## [GOAL]
Count the lines containing "text". Give the number alone.
_ _ _
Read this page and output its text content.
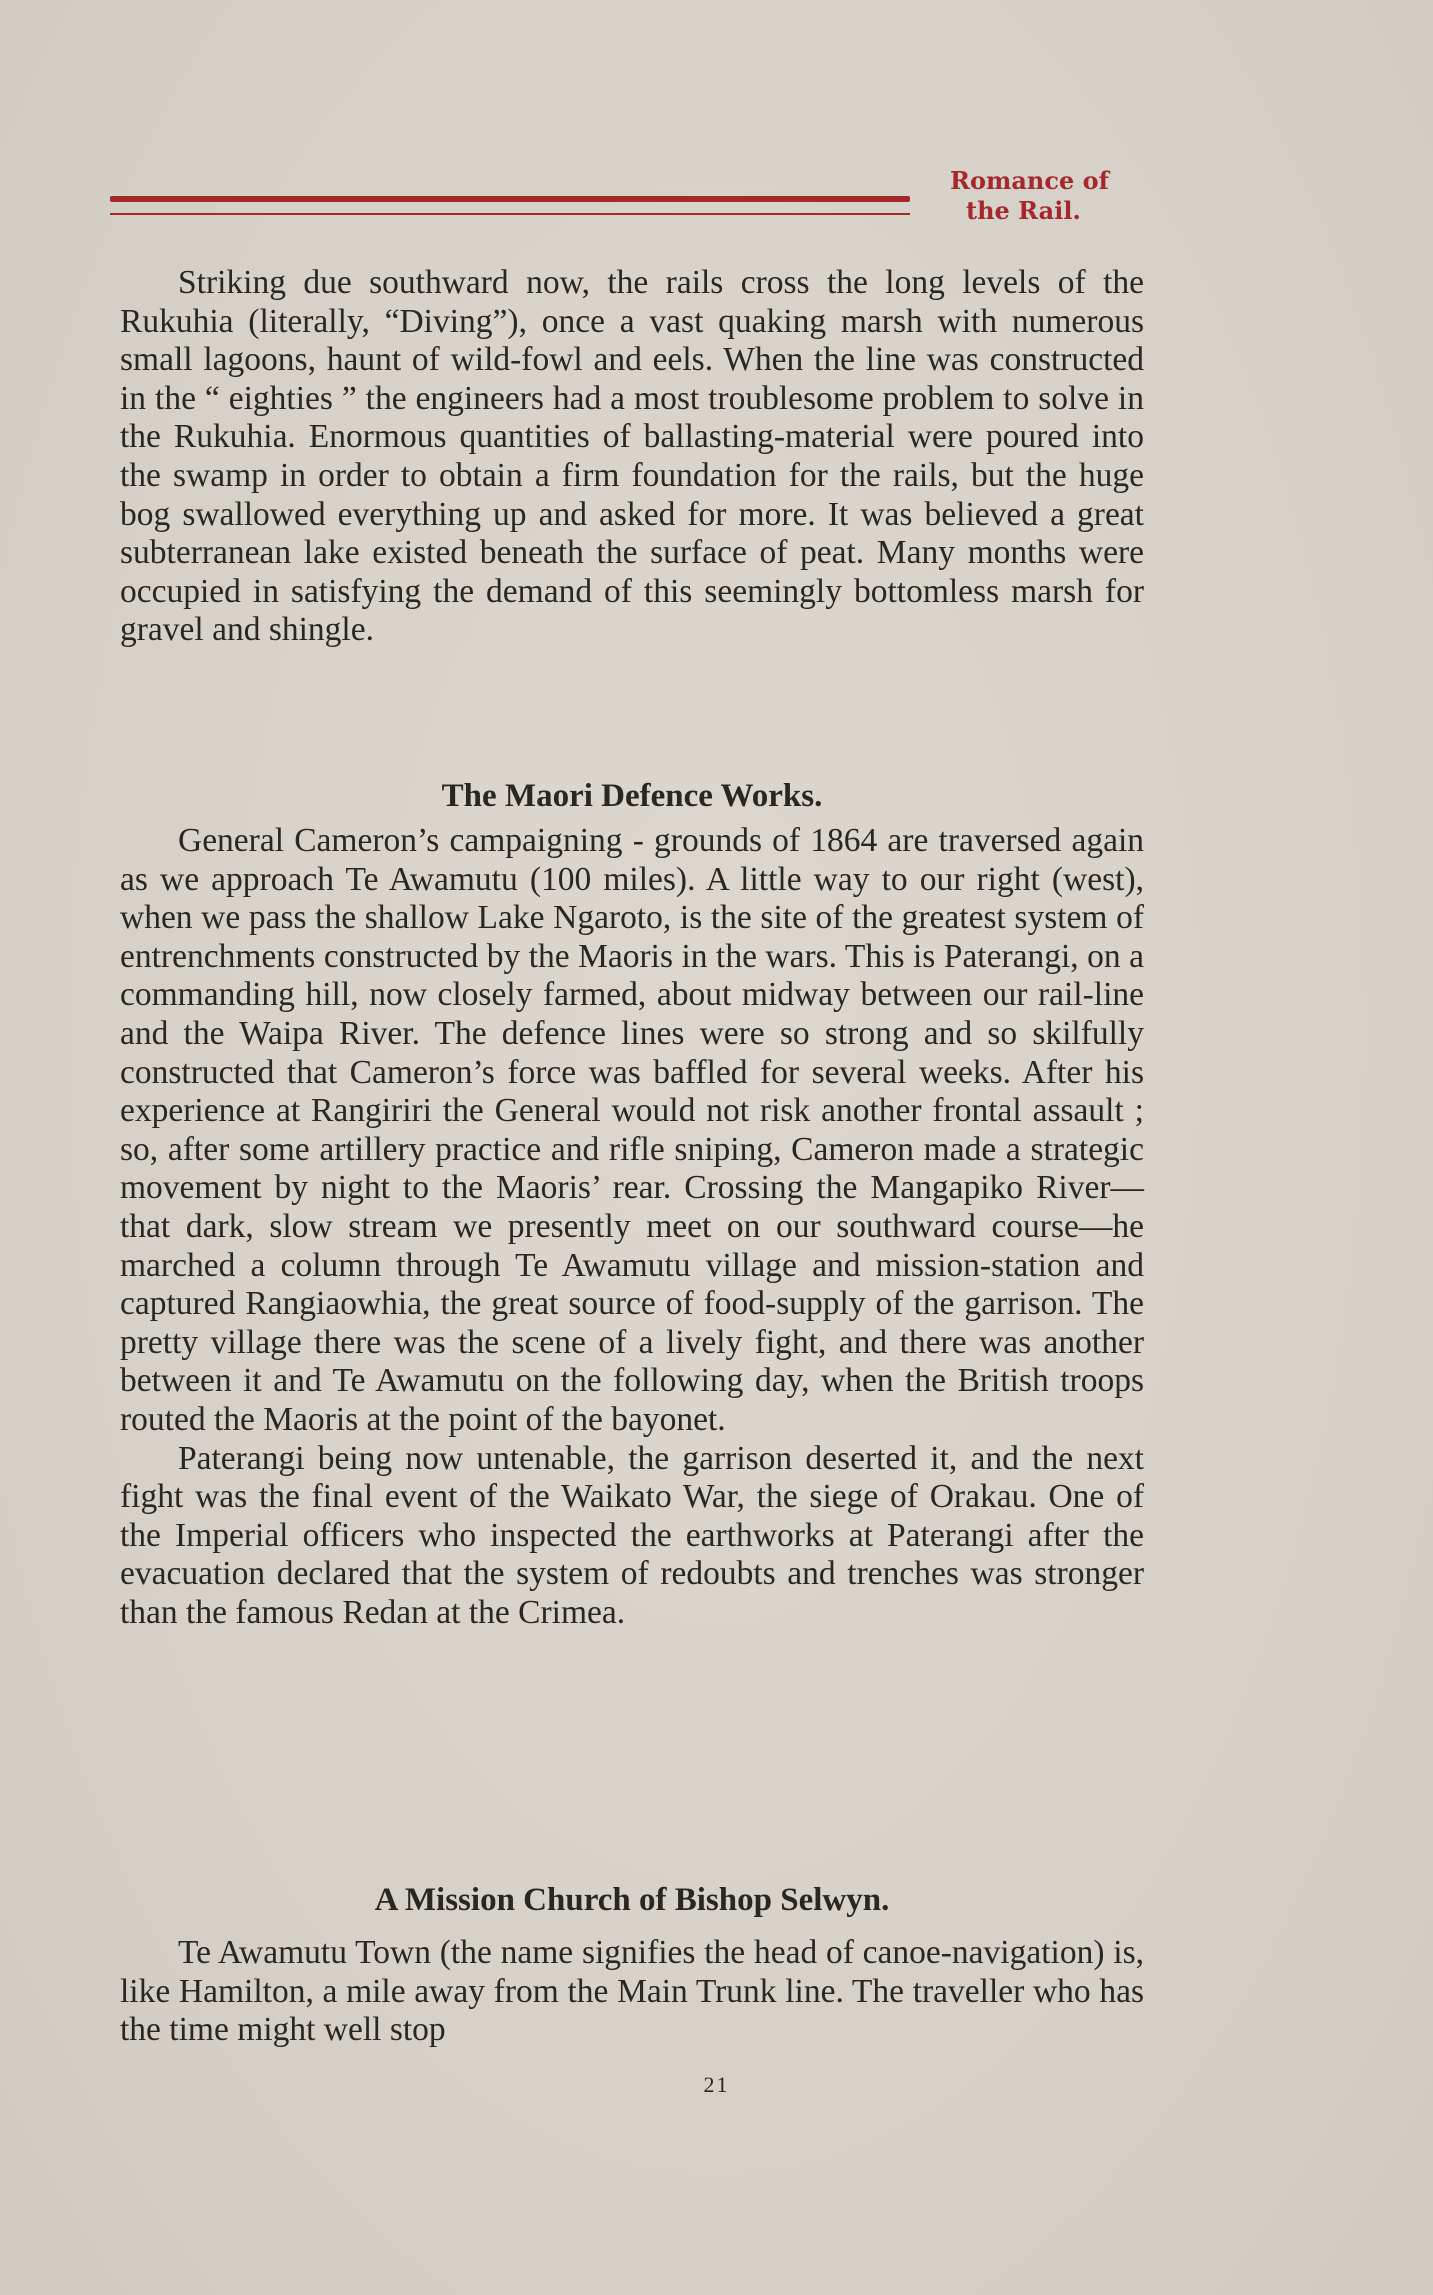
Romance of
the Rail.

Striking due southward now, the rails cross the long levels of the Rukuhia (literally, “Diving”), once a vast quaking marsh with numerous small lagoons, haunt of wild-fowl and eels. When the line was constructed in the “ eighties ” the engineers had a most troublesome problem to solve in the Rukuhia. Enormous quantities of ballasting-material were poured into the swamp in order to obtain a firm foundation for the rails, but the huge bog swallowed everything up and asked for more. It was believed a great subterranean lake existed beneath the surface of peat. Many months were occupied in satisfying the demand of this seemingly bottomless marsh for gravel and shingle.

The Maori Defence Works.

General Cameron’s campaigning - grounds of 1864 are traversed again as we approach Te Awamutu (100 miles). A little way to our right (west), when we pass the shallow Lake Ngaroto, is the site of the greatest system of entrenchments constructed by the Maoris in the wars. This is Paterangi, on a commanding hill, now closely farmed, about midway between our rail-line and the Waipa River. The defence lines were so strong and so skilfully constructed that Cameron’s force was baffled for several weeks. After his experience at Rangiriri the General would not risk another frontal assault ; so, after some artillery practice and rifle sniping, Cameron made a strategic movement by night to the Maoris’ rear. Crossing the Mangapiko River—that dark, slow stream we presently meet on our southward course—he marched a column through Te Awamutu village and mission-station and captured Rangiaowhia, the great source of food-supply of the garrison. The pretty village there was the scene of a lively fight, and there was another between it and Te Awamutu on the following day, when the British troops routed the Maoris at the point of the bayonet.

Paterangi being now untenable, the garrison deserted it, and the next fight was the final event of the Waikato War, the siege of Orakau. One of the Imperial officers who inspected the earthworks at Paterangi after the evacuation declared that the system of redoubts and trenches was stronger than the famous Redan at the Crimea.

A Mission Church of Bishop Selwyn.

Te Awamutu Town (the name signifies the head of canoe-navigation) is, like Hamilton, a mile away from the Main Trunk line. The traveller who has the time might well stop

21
_ _ _
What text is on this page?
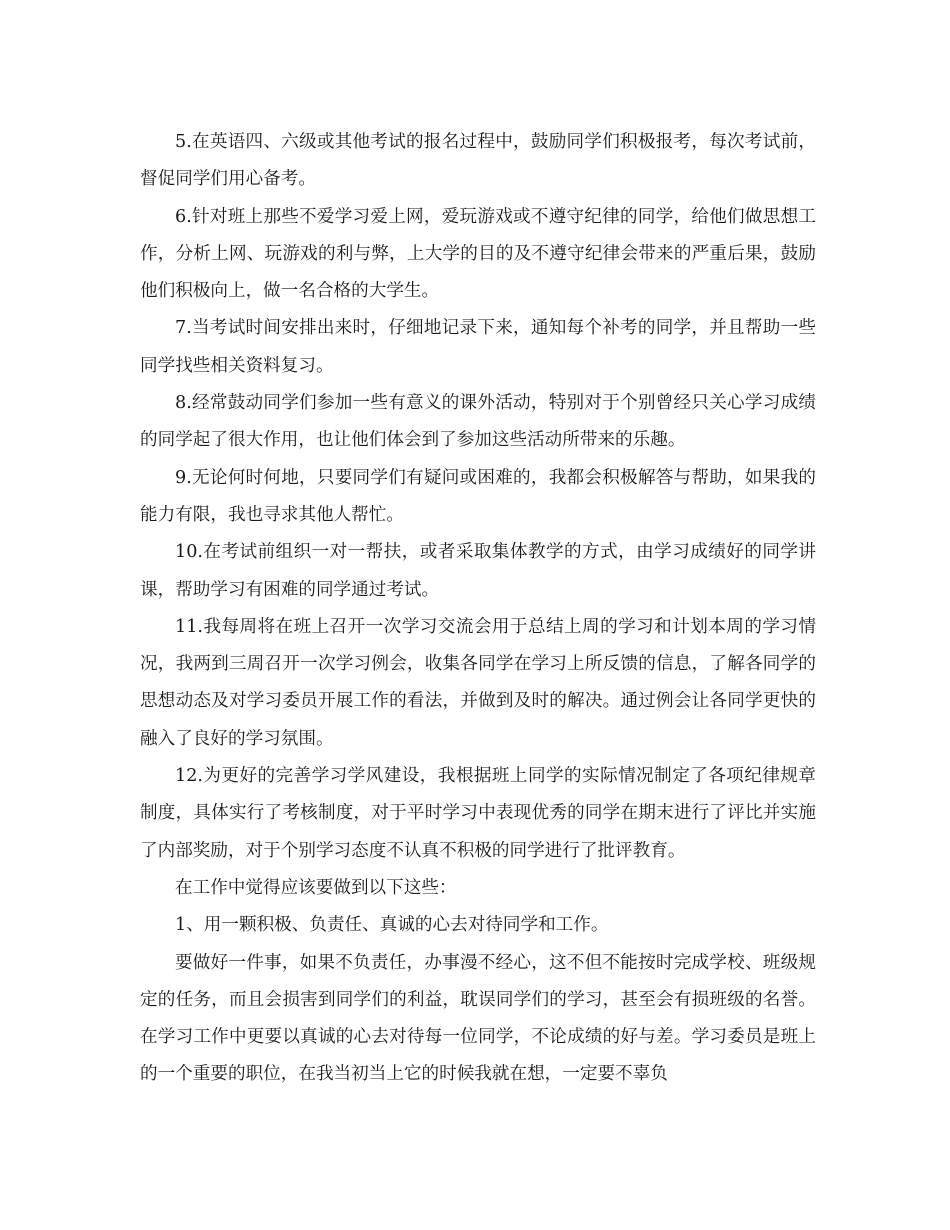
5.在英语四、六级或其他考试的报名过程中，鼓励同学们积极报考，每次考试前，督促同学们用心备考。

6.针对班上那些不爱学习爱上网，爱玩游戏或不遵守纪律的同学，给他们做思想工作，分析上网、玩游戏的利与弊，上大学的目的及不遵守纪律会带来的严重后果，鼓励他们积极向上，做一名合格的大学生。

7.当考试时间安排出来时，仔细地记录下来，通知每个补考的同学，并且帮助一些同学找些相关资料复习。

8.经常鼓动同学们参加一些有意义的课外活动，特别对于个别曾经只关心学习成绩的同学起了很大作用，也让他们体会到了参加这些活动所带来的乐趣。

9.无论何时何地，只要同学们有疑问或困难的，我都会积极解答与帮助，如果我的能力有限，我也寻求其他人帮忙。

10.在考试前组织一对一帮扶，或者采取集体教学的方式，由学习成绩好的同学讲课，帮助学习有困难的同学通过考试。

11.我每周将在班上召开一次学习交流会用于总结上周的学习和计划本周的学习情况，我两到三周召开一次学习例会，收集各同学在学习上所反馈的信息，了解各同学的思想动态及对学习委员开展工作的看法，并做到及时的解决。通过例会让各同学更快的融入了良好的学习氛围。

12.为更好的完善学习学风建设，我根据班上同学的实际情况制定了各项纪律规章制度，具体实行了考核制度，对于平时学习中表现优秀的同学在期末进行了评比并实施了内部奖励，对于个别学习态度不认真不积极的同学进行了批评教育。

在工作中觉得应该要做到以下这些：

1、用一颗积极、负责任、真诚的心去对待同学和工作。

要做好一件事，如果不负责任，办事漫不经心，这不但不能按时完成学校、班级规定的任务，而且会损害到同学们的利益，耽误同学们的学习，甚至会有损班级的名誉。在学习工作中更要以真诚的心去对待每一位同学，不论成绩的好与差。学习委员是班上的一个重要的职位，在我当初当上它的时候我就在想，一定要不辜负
_ _ _
## [EXERCISE RESPONSE]
2